• [Goal]
Give back the full listing, character for character, with no pictures.

• [Extracted data]
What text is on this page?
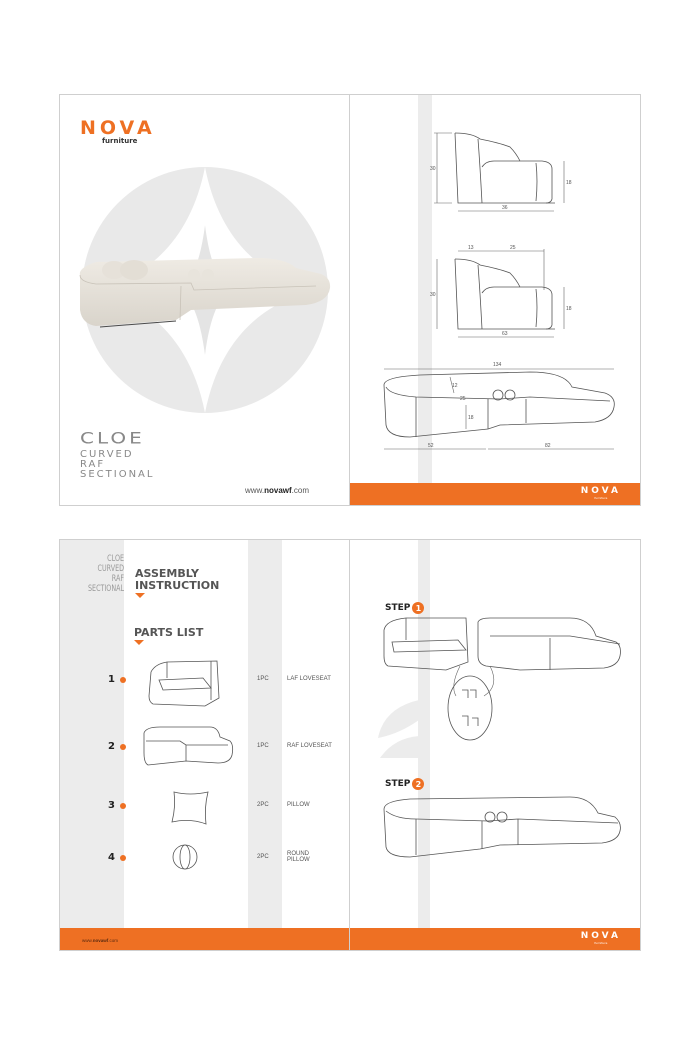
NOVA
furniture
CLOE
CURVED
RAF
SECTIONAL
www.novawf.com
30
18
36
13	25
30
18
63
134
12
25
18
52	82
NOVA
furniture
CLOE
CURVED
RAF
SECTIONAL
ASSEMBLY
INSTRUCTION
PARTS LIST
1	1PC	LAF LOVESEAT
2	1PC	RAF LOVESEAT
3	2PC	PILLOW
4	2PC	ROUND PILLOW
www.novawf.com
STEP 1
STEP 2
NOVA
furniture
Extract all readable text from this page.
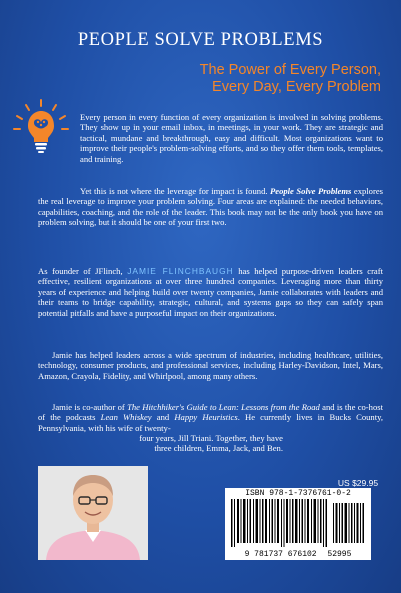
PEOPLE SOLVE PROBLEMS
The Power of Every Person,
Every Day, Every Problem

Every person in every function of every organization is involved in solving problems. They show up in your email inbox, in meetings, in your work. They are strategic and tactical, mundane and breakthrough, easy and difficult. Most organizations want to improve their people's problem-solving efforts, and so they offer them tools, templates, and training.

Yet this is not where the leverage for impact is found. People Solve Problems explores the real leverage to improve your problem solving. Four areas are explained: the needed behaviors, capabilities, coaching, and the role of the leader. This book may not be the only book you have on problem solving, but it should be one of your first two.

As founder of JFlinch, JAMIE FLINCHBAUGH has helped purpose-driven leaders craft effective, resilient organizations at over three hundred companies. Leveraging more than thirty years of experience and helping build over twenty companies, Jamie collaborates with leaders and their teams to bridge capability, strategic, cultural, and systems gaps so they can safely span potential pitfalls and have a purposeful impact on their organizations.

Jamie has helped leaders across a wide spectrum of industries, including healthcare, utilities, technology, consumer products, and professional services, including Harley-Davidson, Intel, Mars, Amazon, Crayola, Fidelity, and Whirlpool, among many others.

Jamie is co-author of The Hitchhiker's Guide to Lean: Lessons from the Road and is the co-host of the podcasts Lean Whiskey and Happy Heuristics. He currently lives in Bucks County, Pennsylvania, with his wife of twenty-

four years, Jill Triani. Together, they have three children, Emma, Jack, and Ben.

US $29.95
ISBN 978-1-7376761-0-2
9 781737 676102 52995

• [Solution to this task]
What text is on this page?
NOVA
furniture
CLOE
CURVED
RAF
SECTIONAL
www.novawf.com
30
18
36
13	25
30
18
63
134
12
25
18
52	82
NOVA
furniture
CLOE
CURVED
RAF
SECTIONAL
ASSEMBLY
INSTRUCTION
PARTS LIST
1	1PC	LAF LOVESEAT
2	1PC	RAF LOVESEAT
3	2PC	PILLOW
4	2PC	ROUND PILLOW
www.novawf.com
STEP 1
STEP 2
NOVA
furniture
Extract all readable text from this page.
PEOPLE SOLVE PROBLEMS
The Power of Every Person,
Every Day, Every Problem

Every person in every function of every organization is involved in solving problems. They show up in your email inbox, in meetings, in your work. They are strategic and tactical, mundane and breakthrough, easy and difficult. Most organizations want to improve their people's problem-solving efforts, and so they offer them tools, templates, and training.

Yet this is not where the leverage for impact is found. People Solve Problems explores the real leverage to improve your problem solving. Four areas are explained: the needed behaviors, capabilities, coaching, and the role of the leader. This book may not be the only book you have on problem solving, but it should be one of your first two.

As founder of JFlinch, JAMIE FLINCHBAUGH has helped purpose-driven leaders craft effective, resilient organizations at over three hundred companies. Leveraging more than thirty years of experience and helping build over twenty companies, Jamie collaborates with leaders and their teams to bridge capability, strategic, cultural, and systems gaps so they can safely span potential pitfalls and have a purposeful impact on their organizations.

Jamie has helped leaders across a wide spectrum of industries, including healthcare, utilities, technology, consumer products, and professional services, including Harley-Davidson, Intel, Mars, Amazon, Crayola, Fidelity, and Whirlpool, among many others.

Jamie is co-author of The Hitchhiker's Guide to Lean: Lessons from the Road and is the co-host of the podcasts Lean Whiskey and Happy Heuristics. He currently lives in Bucks County, Pennsylvania, with his wife of twenty-

four years, Jill Triani. Together, they have three children, Emma, Jack, and Ben.

US $29.95
ISBN 978-1-7376761-0-2
9 781737 676102 52995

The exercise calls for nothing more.